Work instructions:
Could you extract every entry below and reproduce it exactly?

Dataset records:
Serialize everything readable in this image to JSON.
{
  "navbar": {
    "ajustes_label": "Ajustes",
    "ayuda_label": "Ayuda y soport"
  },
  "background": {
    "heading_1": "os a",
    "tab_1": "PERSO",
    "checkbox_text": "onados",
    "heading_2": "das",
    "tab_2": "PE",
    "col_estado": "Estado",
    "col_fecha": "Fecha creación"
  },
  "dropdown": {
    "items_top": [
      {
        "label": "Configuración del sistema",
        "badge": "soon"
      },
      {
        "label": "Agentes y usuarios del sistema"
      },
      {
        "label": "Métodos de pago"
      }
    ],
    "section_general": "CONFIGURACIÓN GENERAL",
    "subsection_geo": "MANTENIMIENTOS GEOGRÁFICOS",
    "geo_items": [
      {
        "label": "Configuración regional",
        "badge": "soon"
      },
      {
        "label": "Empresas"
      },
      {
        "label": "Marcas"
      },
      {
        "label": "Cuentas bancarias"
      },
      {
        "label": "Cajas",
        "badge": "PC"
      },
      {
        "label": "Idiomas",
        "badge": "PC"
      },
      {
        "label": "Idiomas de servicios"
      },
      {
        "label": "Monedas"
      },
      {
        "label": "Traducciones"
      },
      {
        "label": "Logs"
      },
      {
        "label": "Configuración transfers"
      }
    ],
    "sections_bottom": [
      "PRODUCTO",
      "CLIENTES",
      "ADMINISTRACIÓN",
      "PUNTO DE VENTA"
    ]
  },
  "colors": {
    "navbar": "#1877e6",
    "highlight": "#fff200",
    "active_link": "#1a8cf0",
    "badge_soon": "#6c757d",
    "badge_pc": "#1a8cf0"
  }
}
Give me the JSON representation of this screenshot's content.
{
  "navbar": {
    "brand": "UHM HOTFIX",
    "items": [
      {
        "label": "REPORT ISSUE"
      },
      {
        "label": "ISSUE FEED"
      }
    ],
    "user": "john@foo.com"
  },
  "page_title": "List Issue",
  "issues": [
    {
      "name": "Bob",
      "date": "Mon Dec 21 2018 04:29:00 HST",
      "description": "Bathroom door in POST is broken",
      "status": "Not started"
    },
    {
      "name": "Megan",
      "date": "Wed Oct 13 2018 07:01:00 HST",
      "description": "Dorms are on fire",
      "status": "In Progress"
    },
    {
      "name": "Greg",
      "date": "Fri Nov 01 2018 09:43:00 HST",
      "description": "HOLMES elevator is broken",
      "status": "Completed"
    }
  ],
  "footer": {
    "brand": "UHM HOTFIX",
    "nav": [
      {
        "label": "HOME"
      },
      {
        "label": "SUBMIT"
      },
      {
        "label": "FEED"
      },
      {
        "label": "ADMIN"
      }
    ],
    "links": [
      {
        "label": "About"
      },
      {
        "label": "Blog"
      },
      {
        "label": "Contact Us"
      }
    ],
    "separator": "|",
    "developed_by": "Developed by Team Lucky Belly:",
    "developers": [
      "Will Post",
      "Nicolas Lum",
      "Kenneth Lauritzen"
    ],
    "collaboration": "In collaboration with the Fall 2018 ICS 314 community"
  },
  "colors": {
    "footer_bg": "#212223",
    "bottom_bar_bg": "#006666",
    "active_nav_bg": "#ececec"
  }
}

Answer in full:
Serialize everything readable in this image to JSON.
{
  "navbar": {
    "ajustes_label": "Ajustes",
    "ayuda_label": "Ayuda y soport"
  },
  "background": {
    "heading_1": "os a",
    "tab_1": "PERSO",
    "checkbox_text": "onados",
    "heading_2": "das",
    "tab_2": "PE",
    "col_estado": "Estado",
    "col_fecha": "Fecha creación"
  },
  "dropdown": {
    "items_top": [
      {
        "label": "Configuración del sistema",
        "badge": "soon"
      },
      {
        "label": "Agentes y usuarios del sistema"
      },
      {
        "label": "Métodos de pago"
      }
    ],
    "section_general": "CONFIGURACIÓN GENERAL",
    "subsection_geo": "MANTENIMIENTOS GEOGRÁFICOS",
    "geo_items": [
      {
        "label": "Configuración regional",
        "badge": "soon"
      },
      {
        "label": "Empresas"
      },
      {
        "label": "Marcas"
      },
      {
        "label": "Cuentas bancarias"
      },
      {
        "label": "Cajas",
        "badge": "PC"
      },
      {
        "label": "Idiomas",
        "badge": "PC"
      },
      {
        "label": "Idiomas de servicios"
      },
      {
        "label": "Monedas"
      },
      {
        "label": "Traducciones"
      },
      {
        "label": "Logs"
      },
      {
        "label": "Configuración transfers"
      }
    ],
    "sections_bottom": [
      "PRODUCTO",
      "CLIENTES",
      "ADMINISTRACIÓN",
      "PUNTO DE VENTA"
    ]
  },
  "colors": {
    "navbar": "#1877e6",
    "highlight": "#fff200",
    "active_link": "#1a8cf0",
    "badge_soon": "#6c757d",
    "badge_pc": "#1a8cf0"
  }
}
Give me the JSON representation of this screenshot's content.
{
  "navbar": {
    "brand": "UHM HOTFIX",
    "items": [
      {
        "label": "REPORT ISSUE"
      },
      {
        "label": "ISSUE FEED"
      }
    ],
    "user": "john@foo.com"
  },
  "page_title": "List Issue",
  "issues": [
    {
      "name": "Bob",
      "date": "Mon Dec 21 2018 04:29:00 HST",
      "description": "Bathroom door in POST is broken",
      "status": "Not started"
    },
    {
      "name": "Megan",
      "date": "Wed Oct 13 2018 07:01:00 HST",
      "description": "Dorms are on fire",
      "status": "In Progress"
    },
    {
      "name": "Greg",
      "date": "Fri Nov 01 2018 09:43:00 HST",
      "description": "HOLMES elevator is broken",
      "status": "Completed"
    }
  ],
  "footer": {
    "brand": "UHM HOTFIX",
    "nav": [
      {
        "label": "HOME"
      },
      {
        "label": "SUBMIT"
      },
      {
        "label": "FEED"
      },
      {
        "label": "ADMIN"
      }
    ],
    "links": [
      {
        "label": "About"
      },
      {
        "label": "Blog"
      },
      {
        "label": "Contact Us"
      }
    ],
    "separator": "|",
    "developed_by": "Developed by Team Lucky Belly:",
    "developers": [
      "Will Post",
      "Nicolas Lum",
      "Kenneth Lauritzen"
    ],
    "collaboration": "In collaboration with the Fall 2018 ICS 314 community"
  },
  "colors": {
    "footer_bg": "#212223",
    "bottom_bar_bg": "#006666",
    "active_nav_bg": "#ececec"
  }
}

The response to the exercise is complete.